• **DATA PROVIDED**
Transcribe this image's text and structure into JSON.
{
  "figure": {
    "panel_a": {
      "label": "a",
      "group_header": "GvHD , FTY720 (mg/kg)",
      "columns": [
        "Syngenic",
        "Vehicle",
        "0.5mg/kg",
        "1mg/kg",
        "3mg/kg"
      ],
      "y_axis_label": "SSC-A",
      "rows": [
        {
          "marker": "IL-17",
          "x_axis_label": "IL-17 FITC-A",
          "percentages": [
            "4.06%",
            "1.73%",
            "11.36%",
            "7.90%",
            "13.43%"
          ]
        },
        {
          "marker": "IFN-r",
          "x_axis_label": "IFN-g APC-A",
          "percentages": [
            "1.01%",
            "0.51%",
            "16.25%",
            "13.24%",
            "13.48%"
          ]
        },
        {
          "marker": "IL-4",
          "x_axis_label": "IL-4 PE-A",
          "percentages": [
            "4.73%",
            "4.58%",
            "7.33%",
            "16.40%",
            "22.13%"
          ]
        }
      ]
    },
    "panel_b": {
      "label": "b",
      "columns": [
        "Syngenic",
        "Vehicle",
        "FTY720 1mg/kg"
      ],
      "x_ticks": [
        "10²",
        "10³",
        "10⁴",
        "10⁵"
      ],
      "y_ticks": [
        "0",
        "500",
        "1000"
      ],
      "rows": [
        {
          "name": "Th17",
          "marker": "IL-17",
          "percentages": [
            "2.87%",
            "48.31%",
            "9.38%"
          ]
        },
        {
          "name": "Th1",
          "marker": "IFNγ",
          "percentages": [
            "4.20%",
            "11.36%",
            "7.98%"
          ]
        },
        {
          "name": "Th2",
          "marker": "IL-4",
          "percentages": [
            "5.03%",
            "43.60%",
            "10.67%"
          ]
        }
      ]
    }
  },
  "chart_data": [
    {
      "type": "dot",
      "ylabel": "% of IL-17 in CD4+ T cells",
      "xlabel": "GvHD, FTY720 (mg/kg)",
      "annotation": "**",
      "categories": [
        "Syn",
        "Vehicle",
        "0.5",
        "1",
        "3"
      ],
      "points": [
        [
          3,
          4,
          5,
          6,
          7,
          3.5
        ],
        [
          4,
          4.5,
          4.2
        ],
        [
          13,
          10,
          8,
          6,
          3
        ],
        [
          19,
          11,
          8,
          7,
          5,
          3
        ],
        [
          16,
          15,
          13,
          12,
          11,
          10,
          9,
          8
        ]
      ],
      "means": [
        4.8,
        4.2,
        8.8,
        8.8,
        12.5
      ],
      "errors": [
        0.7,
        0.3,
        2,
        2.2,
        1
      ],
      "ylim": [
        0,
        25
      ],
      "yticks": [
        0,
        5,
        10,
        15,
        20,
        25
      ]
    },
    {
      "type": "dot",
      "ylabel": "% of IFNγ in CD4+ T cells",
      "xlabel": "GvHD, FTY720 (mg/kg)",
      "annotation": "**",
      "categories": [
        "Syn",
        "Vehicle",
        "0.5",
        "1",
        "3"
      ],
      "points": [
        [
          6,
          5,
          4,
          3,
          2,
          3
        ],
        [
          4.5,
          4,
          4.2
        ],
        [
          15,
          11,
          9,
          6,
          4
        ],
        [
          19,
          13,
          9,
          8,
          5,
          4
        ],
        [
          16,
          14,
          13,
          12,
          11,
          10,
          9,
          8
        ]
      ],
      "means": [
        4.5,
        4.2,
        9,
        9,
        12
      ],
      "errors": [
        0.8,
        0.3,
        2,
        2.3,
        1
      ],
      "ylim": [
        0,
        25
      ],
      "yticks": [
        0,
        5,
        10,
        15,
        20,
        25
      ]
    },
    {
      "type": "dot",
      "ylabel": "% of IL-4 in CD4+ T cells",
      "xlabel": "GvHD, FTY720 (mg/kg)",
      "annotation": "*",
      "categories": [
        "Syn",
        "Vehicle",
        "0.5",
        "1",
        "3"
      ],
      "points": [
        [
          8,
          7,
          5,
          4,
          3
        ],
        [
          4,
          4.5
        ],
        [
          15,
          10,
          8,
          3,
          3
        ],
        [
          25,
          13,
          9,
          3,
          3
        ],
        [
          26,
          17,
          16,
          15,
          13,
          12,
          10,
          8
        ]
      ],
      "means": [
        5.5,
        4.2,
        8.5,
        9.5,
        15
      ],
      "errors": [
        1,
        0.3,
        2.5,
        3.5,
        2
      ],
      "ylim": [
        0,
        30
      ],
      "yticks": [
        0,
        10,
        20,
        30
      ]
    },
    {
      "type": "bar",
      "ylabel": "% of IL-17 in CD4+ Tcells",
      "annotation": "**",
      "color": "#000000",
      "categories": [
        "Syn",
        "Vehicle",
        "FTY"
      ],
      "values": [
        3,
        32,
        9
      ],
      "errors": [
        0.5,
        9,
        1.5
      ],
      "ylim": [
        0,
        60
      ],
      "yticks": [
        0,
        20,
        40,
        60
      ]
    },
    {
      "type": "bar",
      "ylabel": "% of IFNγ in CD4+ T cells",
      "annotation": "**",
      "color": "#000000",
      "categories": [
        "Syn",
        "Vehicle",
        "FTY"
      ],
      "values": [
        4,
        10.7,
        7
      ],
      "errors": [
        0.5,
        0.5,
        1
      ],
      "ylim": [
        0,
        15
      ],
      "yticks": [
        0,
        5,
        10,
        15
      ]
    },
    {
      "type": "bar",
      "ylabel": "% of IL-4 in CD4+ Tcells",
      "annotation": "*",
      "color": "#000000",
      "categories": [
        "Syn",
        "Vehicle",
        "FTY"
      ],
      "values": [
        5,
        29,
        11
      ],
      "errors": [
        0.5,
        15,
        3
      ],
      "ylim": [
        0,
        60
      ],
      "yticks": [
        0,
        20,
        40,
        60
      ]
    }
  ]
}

• **REQUIRED WORK**
Reproduce all entries. Keep them exact.

• **EXERCISE RESULT**
Transcribe this image's text and structure into JSON.
{
  "figure": {
    "panel_a": {
      "label": "a",
      "group_header": "GvHD , FTY720 (mg/kg)",
      "columns": [
        "Syngenic",
        "Vehicle",
        "0.5mg/kg",
        "1mg/kg",
        "3mg/kg"
      ],
      "y_axis_label": "SSC-A",
      "rows": [
        {
          "marker": "IL-17",
          "x_axis_label": "IL-17 FITC-A",
          "percentages": [
            "4.06%",
            "1.73%",
            "11.36%",
            "7.90%",
            "13.43%"
          ]
        },
        {
          "marker": "IFN-r",
          "x_axis_label": "IFN-g APC-A",
          "percentages": [
            "1.01%",
            "0.51%",
            "16.25%",
            "13.24%",
            "13.48%"
          ]
        },
        {
          "marker": "IL-4",
          "x_axis_label": "IL-4 PE-A",
          "percentages": [
            "4.73%",
            "4.58%",
            "7.33%",
            "16.40%",
            "22.13%"
          ]
        }
      ]
    },
    "panel_b": {
      "label": "b",
      "columns": [
        "Syngenic",
        "Vehicle",
        "FTY720 1mg/kg"
      ],
      "x_ticks": [
        "10²",
        "10³",
        "10⁴",
        "10⁵"
      ],
      "y_ticks": [
        "0",
        "500",
        "1000"
      ],
      "rows": [
        {
          "name": "Th17",
          "marker": "IL-17",
          "percentages": [
            "2.87%",
            "48.31%",
            "9.38%"
          ]
        },
        {
          "name": "Th1",
          "marker": "IFNγ",
          "percentages": [
            "4.20%",
            "11.36%",
            "7.98%"
          ]
        },
        {
          "name": "Th2",
          "marker": "IL-4",
          "percentages": [
            "5.03%",
            "43.60%",
            "10.67%"
          ]
        }
      ]
    }
  },
  "chart_data": [
    {
      "type": "dot",
      "ylabel": "% of IL-17 in CD4+ T cells",
      "xlabel": "GvHD, FTY720 (mg/kg)",
      "annotation": "**",
      "categories": [
        "Syn",
        "Vehicle",
        "0.5",
        "1",
        "3"
      ],
      "points": [
        [
          3,
          4,
          5,
          6,
          7,
          3.5
        ],
        [
          4,
          4.5,
          4.2
        ],
        [
          13,
          10,
          8,
          6,
          3
        ],
        [
          19,
          11,
          8,
          7,
          5,
          3
        ],
        [
          16,
          15,
          13,
          12,
          11,
          10,
          9,
          8
        ]
      ],
      "means": [
        4.8,
        4.2,
        8.8,
        8.8,
        12.5
      ],
      "errors": [
        0.7,
        0.3,
        2,
        2.2,
        1
      ],
      "ylim": [
        0,
        25
      ],
      "yticks": [
        0,
        5,
        10,
        15,
        20,
        25
      ]
    },
    {
      "type": "dot",
      "ylabel": "% of IFNγ in CD4+ T cells",
      "xlabel": "GvHD, FTY720 (mg/kg)",
      "annotation": "**",
      "categories": [
        "Syn",
        "Vehicle",
        "0.5",
        "1",
        "3"
      ],
      "points": [
        [
          6,
          5,
          4,
          3,
          2,
          3
        ],
        [
          4.5,
          4,
          4.2
        ],
        [
          15,
          11,
          9,
          6,
          4
        ],
        [
          19,
          13,
          9,
          8,
          5,
          4
        ],
        [
          16,
          14,
          13,
          12,
          11,
          10,
          9,
          8
        ]
      ],
      "means": [
        4.5,
        4.2,
        9,
        9,
        12
      ],
      "errors": [
        0.8,
        0.3,
        2,
        2.3,
        1
      ],
      "ylim": [
        0,
        25
      ],
      "yticks": [
        0,
        5,
        10,
        15,
        20,
        25
      ]
    },
    {
      "type": "dot",
      "ylabel": "% of IL-4 in CD4+ T cells",
      "xlabel": "GvHD, FTY720 (mg/kg)",
      "annotation": "*",
      "categories": [
        "Syn",
        "Vehicle",
        "0.5",
        "1",
        "3"
      ],
      "points": [
        [
          8,
          7,
          5,
          4,
          3
        ],
        [
          4,
          4.5
        ],
        [
          15,
          10,
          8,
          3,
          3
        ],
        [
          25,
          13,
          9,
          3,
          3
        ],
        [
          26,
          17,
          16,
          15,
          13,
          12,
          10,
          8
        ]
      ],
      "means": [
        5.5,
        4.2,
        8.5,
        9.5,
        15
      ],
      "errors": [
        1,
        0.3,
        2.5,
        3.5,
        2
      ],
      "ylim": [
        0,
        30
      ],
      "yticks": [
        0,
        10,
        20,
        30
      ]
    },
    {
      "type": "bar",
      "ylabel": "% of IL-17 in CD4+ Tcells",
      "annotation": "**",
      "color": "#000000",
      "categories": [
        "Syn",
        "Vehicle",
        "FTY"
      ],
      "values": [
        3,
        32,
        9
      ],
      "errors": [
        0.5,
        9,
        1.5
      ],
      "ylim": [
        0,
        60
      ],
      "yticks": [
        0,
        20,
        40,
        60
      ]
    },
    {
      "type": "bar",
      "ylabel": "% of IFNγ in CD4+ T cells",
      "annotation": "**",
      "color": "#000000",
      "categories": [
        "Syn",
        "Vehicle",
        "FTY"
      ],
      "values": [
        4,
        10.7,
        7
      ],
      "errors": [
        0.5,
        0.5,
        1
      ],
      "ylim": [
        0,
        15
      ],
      "yticks": [
        0,
        5,
        10,
        15
      ]
    },
    {
      "type": "bar",
      "ylabel": "% of IL-4 in CD4+ Tcells",
      "annotation": "*",
      "color": "#000000",
      "categories": [
        "Syn",
        "Vehicle",
        "FTY"
      ],
      "values": [
        5,
        29,
        11
      ],
      "errors": [
        0.5,
        15,
        3
      ],
      "ylim": [
        0,
        60
      ],
      "yticks": [
        0,
        20,
        40,
        60
      ]
    }
  ]
}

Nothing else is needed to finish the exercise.